# Figure record listings
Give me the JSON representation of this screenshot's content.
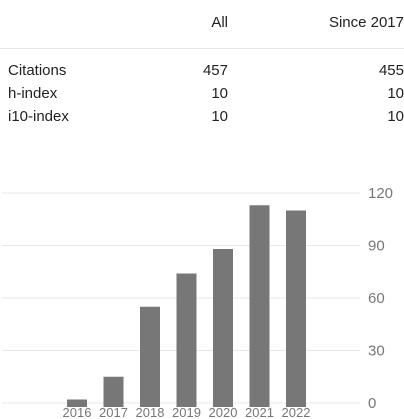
{
  "stats": {
    "header": {
      "label": "",
      "all": "All",
      "since": "Since 2017"
    },
    "rows": [
      {
        "label": "Citations",
        "all": "457",
        "since": "455"
      },
      {
        "label": "h-index",
        "all": "10",
        "since": "10"
      },
      {
        "label": "i10-index",
        "all": "10",
        "since": "10"
      }
    ]
  },
  "chart_data": {
    "type": "bar",
    "categories": [
      "2016",
      "2017",
      "2018",
      "2019",
      "2020",
      "2021",
      "2022"
    ],
    "values": [
      2,
      15,
      55,
      74,
      88,
      113,
      110
    ],
    "title": "",
    "xlabel": "",
    "ylabel": "",
    "ylim": [
      0,
      120
    ],
    "yticks": [
      "0",
      "30",
      "60",
      "90",
      "120"
    ],
    "grid": true,
    "colors": {
      "bar": "#777777",
      "grid": "#e8e8e8",
      "tick": "#777777"
    }
  }
}
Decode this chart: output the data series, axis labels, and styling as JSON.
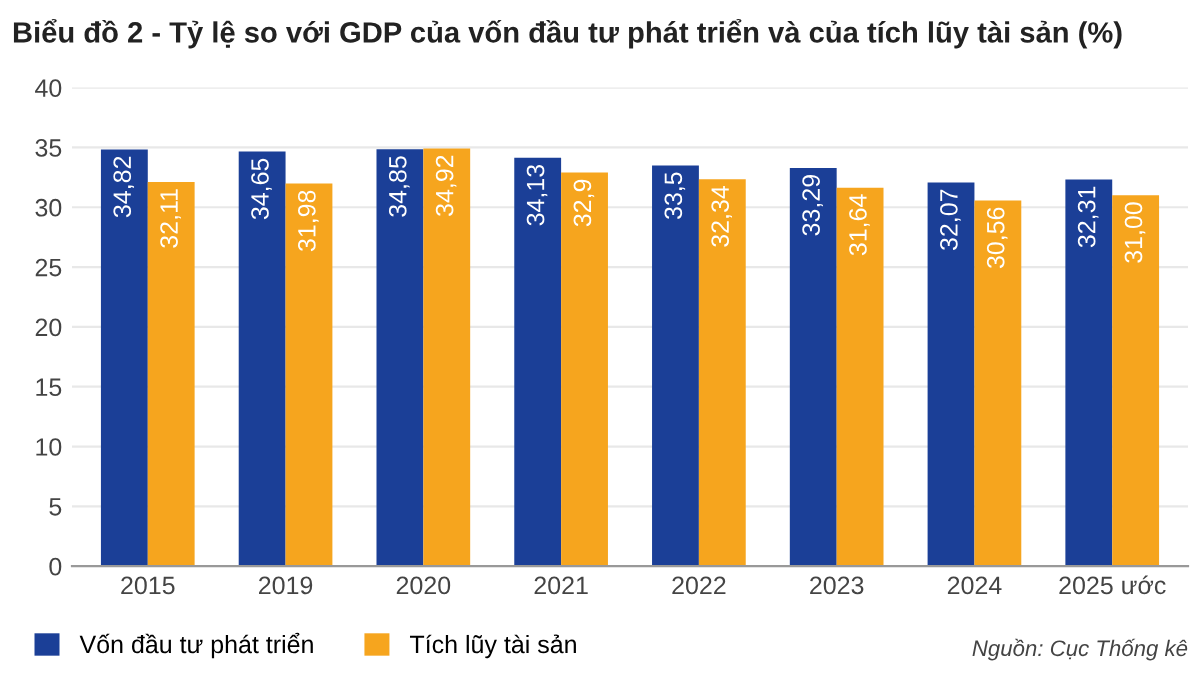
{
  "chart_data": {
    "type": "bar",
    "title": "Biểu đồ 2 - Tỷ lệ so với GDP của vốn đầu tư phát triển và của tích lũy tài sản (%)",
    "categories": [
      "2015",
      "2019",
      "2020",
      "2021",
      "2022",
      "2023",
      "2024",
      "2025 ước"
    ],
    "series": [
      {
        "name": "Vốn đầu tư phát triển",
        "color": "#1b3f97",
        "values": [
          34.82,
          34.65,
          34.85,
          34.13,
          33.5,
          33.29,
          32.07,
          32.31
        ],
        "value_labels": [
          "34,82",
          "34,65",
          "34,85",
          "34,13",
          "33,5",
          "33,29",
          "32,07",
          "32,31"
        ]
      },
      {
        "name": "Tích lũy tài sản",
        "color": "#f6a51e",
        "values": [
          32.11,
          31.98,
          34.92,
          32.9,
          32.34,
          31.64,
          30.56,
          31.0
        ],
        "value_labels": [
          "32,11",
          "31,98",
          "34,92",
          "32,9",
          "32,34",
          "31,64",
          "30,56",
          "31,00"
        ]
      }
    ],
    "ylim": [
      0,
      40
    ],
    "yticks": [
      0,
      5,
      10,
      15,
      20,
      25,
      30,
      35,
      40
    ],
    "grid": "y",
    "legend": "bottom left",
    "annotations": [
      "Nguồn: Cục Thống kê"
    ]
  }
}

# REQUIREMENTS
Repeat the preceding records precisely, and leave every picture out of the copy.

# EXERCISE OUTPUT
Give me the JSON representation of this screenshot's content.
{
  "stats": {
    "header": {
      "label": "",
      "all": "All",
      "since": "Since 2017"
    },
    "rows": [
      {
        "label": "Citations",
        "all": "457",
        "since": "455"
      },
      {
        "label": "h-index",
        "all": "10",
        "since": "10"
      },
      {
        "label": "i10-index",
        "all": "10",
        "since": "10"
      }
    ]
  },
  "chart_data": {
    "type": "bar",
    "categories": [
      "2016",
      "2017",
      "2018",
      "2019",
      "2020",
      "2021",
      "2022"
    ],
    "values": [
      2,
      15,
      55,
      74,
      88,
      113,
      110
    ],
    "title": "",
    "xlabel": "",
    "ylabel": "",
    "ylim": [
      0,
      120
    ],
    "yticks": [
      "0",
      "30",
      "60",
      "90",
      "120"
    ],
    "grid": true,
    "colors": {
      "bar": "#777777",
      "grid": "#e8e8e8",
      "tick": "#777777"
    }
  }
}
Decode this chart: output the data series, axis labels, and styling as JSON.
{
  "chart_data": {
    "type": "bar",
    "title": "Biểu đồ 2 - Tỷ lệ so với GDP của vốn đầu tư phát triển và của tích lũy tài sản (%)",
    "categories": [
      "2015",
      "2019",
      "2020",
      "2021",
      "2022",
      "2023",
      "2024",
      "2025 ước"
    ],
    "series": [
      {
        "name": "Vốn đầu tư phát triển",
        "color": "#1b3f97",
        "values": [
          34.82,
          34.65,
          34.85,
          34.13,
          33.5,
          33.29,
          32.07,
          32.31
        ],
        "value_labels": [
          "34,82",
          "34,65",
          "34,85",
          "34,13",
          "33,5",
          "33,29",
          "32,07",
          "32,31"
        ]
      },
      {
        "name": "Tích lũy tài sản",
        "color": "#f6a51e",
        "values": [
          32.11,
          31.98,
          34.92,
          32.9,
          32.34,
          31.64,
          30.56,
          31.0
        ],
        "value_labels": [
          "32,11",
          "31,98",
          "34,92",
          "32,9",
          "32,34",
          "31,64",
          "30,56",
          "31,00"
        ]
      }
    ],
    "ylim": [
      0,
      40
    ],
    "yticks": [
      0,
      5,
      10,
      15,
      20,
      25,
      30,
      35,
      40
    ],
    "grid": "y",
    "legend": "bottom left",
    "annotations": [
      "Nguồn: Cục Thống kê"
    ]
  }
}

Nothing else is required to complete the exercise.